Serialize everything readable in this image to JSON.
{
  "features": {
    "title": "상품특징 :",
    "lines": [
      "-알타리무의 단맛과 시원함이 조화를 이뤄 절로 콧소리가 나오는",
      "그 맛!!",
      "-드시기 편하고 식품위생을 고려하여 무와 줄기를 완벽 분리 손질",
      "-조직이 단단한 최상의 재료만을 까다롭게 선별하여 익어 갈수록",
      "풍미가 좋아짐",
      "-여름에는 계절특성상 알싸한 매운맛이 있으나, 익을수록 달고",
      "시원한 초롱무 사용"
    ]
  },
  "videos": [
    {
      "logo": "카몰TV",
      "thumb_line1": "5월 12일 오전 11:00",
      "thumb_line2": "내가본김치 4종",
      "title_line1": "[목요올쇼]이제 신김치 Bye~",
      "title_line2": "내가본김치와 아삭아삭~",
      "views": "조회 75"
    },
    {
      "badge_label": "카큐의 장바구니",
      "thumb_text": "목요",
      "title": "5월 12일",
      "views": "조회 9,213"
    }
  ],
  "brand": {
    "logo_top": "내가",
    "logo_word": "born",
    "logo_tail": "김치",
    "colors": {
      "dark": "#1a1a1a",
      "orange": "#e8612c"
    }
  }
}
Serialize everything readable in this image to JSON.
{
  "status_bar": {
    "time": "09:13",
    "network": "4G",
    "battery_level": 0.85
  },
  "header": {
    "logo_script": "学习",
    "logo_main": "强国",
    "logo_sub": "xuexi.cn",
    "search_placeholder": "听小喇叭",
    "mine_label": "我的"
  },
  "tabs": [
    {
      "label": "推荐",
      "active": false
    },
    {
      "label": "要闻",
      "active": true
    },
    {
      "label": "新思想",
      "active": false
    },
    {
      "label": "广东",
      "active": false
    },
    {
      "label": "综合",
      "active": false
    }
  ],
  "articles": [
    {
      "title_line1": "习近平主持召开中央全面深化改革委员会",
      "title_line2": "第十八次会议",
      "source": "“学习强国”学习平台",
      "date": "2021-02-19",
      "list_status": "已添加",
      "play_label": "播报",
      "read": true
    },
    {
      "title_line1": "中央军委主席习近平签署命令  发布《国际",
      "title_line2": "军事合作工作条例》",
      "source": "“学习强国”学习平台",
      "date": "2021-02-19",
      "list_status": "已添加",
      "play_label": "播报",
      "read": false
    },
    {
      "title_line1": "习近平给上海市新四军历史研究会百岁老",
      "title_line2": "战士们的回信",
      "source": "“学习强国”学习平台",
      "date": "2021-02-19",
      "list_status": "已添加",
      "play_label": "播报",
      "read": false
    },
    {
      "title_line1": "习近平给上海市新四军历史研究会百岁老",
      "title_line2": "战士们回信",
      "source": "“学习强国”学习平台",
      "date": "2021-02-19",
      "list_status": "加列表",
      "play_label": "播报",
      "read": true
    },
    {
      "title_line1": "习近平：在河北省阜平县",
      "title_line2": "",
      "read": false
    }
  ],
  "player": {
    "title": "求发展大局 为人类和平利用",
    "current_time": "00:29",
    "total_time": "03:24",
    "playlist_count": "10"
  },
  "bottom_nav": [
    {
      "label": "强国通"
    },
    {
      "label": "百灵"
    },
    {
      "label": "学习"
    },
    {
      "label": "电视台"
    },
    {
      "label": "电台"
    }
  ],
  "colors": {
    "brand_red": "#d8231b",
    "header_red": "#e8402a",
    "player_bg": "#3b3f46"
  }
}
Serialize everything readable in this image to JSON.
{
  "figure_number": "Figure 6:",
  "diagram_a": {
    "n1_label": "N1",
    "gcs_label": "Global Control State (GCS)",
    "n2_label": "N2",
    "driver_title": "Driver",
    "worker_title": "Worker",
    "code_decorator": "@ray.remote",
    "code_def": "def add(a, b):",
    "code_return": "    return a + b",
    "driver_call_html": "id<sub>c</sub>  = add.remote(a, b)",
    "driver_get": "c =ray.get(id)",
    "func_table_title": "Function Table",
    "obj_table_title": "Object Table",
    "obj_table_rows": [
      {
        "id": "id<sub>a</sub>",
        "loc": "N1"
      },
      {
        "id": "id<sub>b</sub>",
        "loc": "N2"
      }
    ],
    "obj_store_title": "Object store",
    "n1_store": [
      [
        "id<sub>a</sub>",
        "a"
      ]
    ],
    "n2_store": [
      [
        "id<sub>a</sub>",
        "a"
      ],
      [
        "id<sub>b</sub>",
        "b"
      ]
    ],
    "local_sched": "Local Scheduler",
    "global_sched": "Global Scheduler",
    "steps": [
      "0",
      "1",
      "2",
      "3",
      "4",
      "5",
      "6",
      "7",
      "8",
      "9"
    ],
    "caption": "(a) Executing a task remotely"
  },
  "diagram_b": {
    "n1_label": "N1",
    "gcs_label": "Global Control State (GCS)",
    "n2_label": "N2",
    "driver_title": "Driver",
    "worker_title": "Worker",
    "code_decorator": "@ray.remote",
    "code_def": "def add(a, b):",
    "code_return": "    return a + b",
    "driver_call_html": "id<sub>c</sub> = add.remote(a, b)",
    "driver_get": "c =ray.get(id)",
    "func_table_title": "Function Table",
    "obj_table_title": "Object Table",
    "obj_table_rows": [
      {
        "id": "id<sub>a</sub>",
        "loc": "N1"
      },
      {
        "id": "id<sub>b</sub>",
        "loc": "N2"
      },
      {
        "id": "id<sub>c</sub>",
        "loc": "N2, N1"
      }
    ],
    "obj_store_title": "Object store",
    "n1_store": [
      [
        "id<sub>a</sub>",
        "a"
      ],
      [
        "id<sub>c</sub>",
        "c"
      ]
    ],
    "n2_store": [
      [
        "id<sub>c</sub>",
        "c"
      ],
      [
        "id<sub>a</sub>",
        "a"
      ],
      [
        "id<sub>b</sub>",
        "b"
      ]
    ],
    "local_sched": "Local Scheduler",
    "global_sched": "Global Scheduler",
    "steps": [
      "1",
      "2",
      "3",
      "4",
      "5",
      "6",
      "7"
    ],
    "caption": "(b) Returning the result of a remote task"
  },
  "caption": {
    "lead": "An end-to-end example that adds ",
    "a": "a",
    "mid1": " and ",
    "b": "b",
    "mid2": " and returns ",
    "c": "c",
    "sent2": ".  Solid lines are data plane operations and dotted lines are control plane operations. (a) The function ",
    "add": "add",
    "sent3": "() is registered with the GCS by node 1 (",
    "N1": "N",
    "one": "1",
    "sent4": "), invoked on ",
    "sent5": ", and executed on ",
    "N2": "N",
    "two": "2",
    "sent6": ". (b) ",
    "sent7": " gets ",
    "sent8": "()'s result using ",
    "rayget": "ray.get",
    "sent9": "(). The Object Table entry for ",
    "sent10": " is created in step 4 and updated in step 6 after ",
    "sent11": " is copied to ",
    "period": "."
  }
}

◇ ◇ ◇

EXERCISE.
Set down all of the records shown above once more, exactly.

THE ANSWER.
Serialize everything readable in this image to JSON.
{
  "features": {
    "title": "상품특징 :",
    "lines": [
      "-알타리무의 단맛과 시원함이 조화를 이뤄 절로 콧소리가 나오는",
      "그 맛!!",
      "-드시기 편하고 식품위생을 고려하여 무와 줄기를 완벽 분리 손질",
      "-조직이 단단한 최상의 재료만을 까다롭게 선별하여 익어 갈수록",
      "풍미가 좋아짐",
      "-여름에는 계절특성상 알싸한 매운맛이 있으나, 익을수록 달고",
      "시원한 초롱무 사용"
    ]
  },
  "videos": [
    {
      "logo": "카몰TV",
      "thumb_line1": "5월 12일 오전 11:00",
      "thumb_line2": "내가본김치 4종",
      "title_line1": "[목요올쇼]이제 신김치 Bye~",
      "title_line2": "내가본김치와 아삭아삭~",
      "views": "조회 75"
    },
    {
      "badge_label": "카큐의 장바구니",
      "thumb_text": "목요",
      "title": "5월 12일",
      "views": "조회 9,213"
    }
  ],
  "brand": {
    "logo_top": "내가",
    "logo_word": "born",
    "logo_tail": "김치",
    "colors": {
      "dark": "#1a1a1a",
      "orange": "#e8612c"
    }
  }
}
Serialize everything readable in this image to JSON.
{
  "status_bar": {
    "time": "09:13",
    "network": "4G",
    "battery_level": 0.85
  },
  "header": {
    "logo_script": "学习",
    "logo_main": "强国",
    "logo_sub": "xuexi.cn",
    "search_placeholder": "听小喇叭",
    "mine_label": "我的"
  },
  "tabs": [
    {
      "label": "推荐",
      "active": false
    },
    {
      "label": "要闻",
      "active": true
    },
    {
      "label": "新思想",
      "active": false
    },
    {
      "label": "广东",
      "active": false
    },
    {
      "label": "综合",
      "active": false
    }
  ],
  "articles": [
    {
      "title_line1": "习近平主持召开中央全面深化改革委员会",
      "title_line2": "第十八次会议",
      "source": "“学习强国”学习平台",
      "date": "2021-02-19",
      "list_status": "已添加",
      "play_label": "播报",
      "read": true
    },
    {
      "title_line1": "中央军委主席习近平签署命令  发布《国际",
      "title_line2": "军事合作工作条例》",
      "source": "“学习强国”学习平台",
      "date": "2021-02-19",
      "list_status": "已添加",
      "play_label": "播报",
      "read": false
    },
    {
      "title_line1": "习近平给上海市新四军历史研究会百岁老",
      "title_line2": "战士们的回信",
      "source": "“学习强国”学习平台",
      "date": "2021-02-19",
      "list_status": "已添加",
      "play_label": "播报",
      "read": false
    },
    {
      "title_line1": "习近平给上海市新四军历史研究会百岁老",
      "title_line2": "战士们回信",
      "source": "“学习强国”学习平台",
      "date": "2021-02-19",
      "list_status": "加列表",
      "play_label": "播报",
      "read": true
    },
    {
      "title_line1": "习近平：在河北省阜平县",
      "title_line2": "",
      "read": false
    }
  ],
  "player": {
    "title": "求发展大局 为人类和平利用",
    "current_time": "00:29",
    "total_time": "03:24",
    "playlist_count": "10"
  },
  "bottom_nav": [
    {
      "label": "强国通"
    },
    {
      "label": "百灵"
    },
    {
      "label": "学习"
    },
    {
      "label": "电视台"
    },
    {
      "label": "电台"
    }
  ],
  "colors": {
    "brand_red": "#d8231b",
    "header_red": "#e8402a",
    "player_bg": "#3b3f46"
  }
}
Serialize everything readable in this image to JSON.
{
  "figure_number": "Figure 6:",
  "diagram_a": {
    "n1_label": "N1",
    "gcs_label": "Global Control State (GCS)",
    "n2_label": "N2",
    "driver_title": "Driver",
    "worker_title": "Worker",
    "code_decorator": "@ray.remote",
    "code_def": "def add(a, b):",
    "code_return": "    return a + b",
    "driver_call_html": "id<sub>c</sub>  = add.remote(a, b)",
    "driver_get": "c =ray.get(id)",
    "func_table_title": "Function Table",
    "obj_table_title": "Object Table",
    "obj_table_rows": [
      {
        "id": "id<sub>a</sub>",
        "loc": "N1"
      },
      {
        "id": "id<sub>b</sub>",
        "loc": "N2"
      }
    ],
    "obj_store_title": "Object store",
    "n1_store": [
      [
        "id<sub>a</sub>",
        "a"
      ]
    ],
    "n2_store": [
      [
        "id<sub>a</sub>",
        "a"
      ],
      [
        "id<sub>b</sub>",
        "b"
      ]
    ],
    "local_sched": "Local Scheduler",
    "global_sched": "Global Scheduler",
    "steps": [
      "0",
      "1",
      "2",
      "3",
      "4",
      "5",
      "6",
      "7",
      "8",
      "9"
    ],
    "caption": "(a) Executing a task remotely"
  },
  "diagram_b": {
    "n1_label": "N1",
    "gcs_label": "Global Control State (GCS)",
    "n2_label": "N2",
    "driver_title": "Driver",
    "worker_title": "Worker",
    "code_decorator": "@ray.remote",
    "code_def": "def add(a, b):",
    "code_return": "    return a + b",
    "driver_call_html": "id<sub>c</sub> = add.remote(a, b)",
    "driver_get": "c =ray.get(id)",
    "func_table_title": "Function Table",
    "obj_table_title": "Object Table",
    "obj_table_rows": [
      {
        "id": "id<sub>a</sub>",
        "loc": "N1"
      },
      {
        "id": "id<sub>b</sub>",
        "loc": "N2"
      },
      {
        "id": "id<sub>c</sub>",
        "loc": "N2, N1"
      }
    ],
    "obj_store_title": "Object store",
    "n1_store": [
      [
        "id<sub>a</sub>",
        "a"
      ],
      [
        "id<sub>c</sub>",
        "c"
      ]
    ],
    "n2_store": [
      [
        "id<sub>c</sub>",
        "c"
      ],
      [
        "id<sub>a</sub>",
        "a"
      ],
      [
        "id<sub>b</sub>",
        "b"
      ]
    ],
    "local_sched": "Local Scheduler",
    "global_sched": "Global Scheduler",
    "steps": [
      "1",
      "2",
      "3",
      "4",
      "5",
      "6",
      "7"
    ],
    "caption": "(b) Returning the result of a remote task"
  },
  "caption": {
    "lead": "An end-to-end example that adds ",
    "a": "a",
    "mid1": " and ",
    "b": "b",
    "mid2": " and returns ",
    "c": "c",
    "sent2": ".  Solid lines are data plane operations and dotted lines are control plane operations. (a) The function ",
    "add": "add",
    "sent3": "() is registered with the GCS by node 1 (",
    "N1": "N",
    "one": "1",
    "sent4": "), invoked on ",
    "sent5": ", and executed on ",
    "N2": "N",
    "two": "2",
    "sent6": ". (b) ",
    "sent7": " gets ",
    "sent8": "()'s result using ",
    "rayget": "ray.get",
    "sent9": "(). The Object Table entry for ",
    "sent10": " is created in step 4 and updated in step 6 after ",
    "sent11": " is copied to ",
    "period": "."
  }
}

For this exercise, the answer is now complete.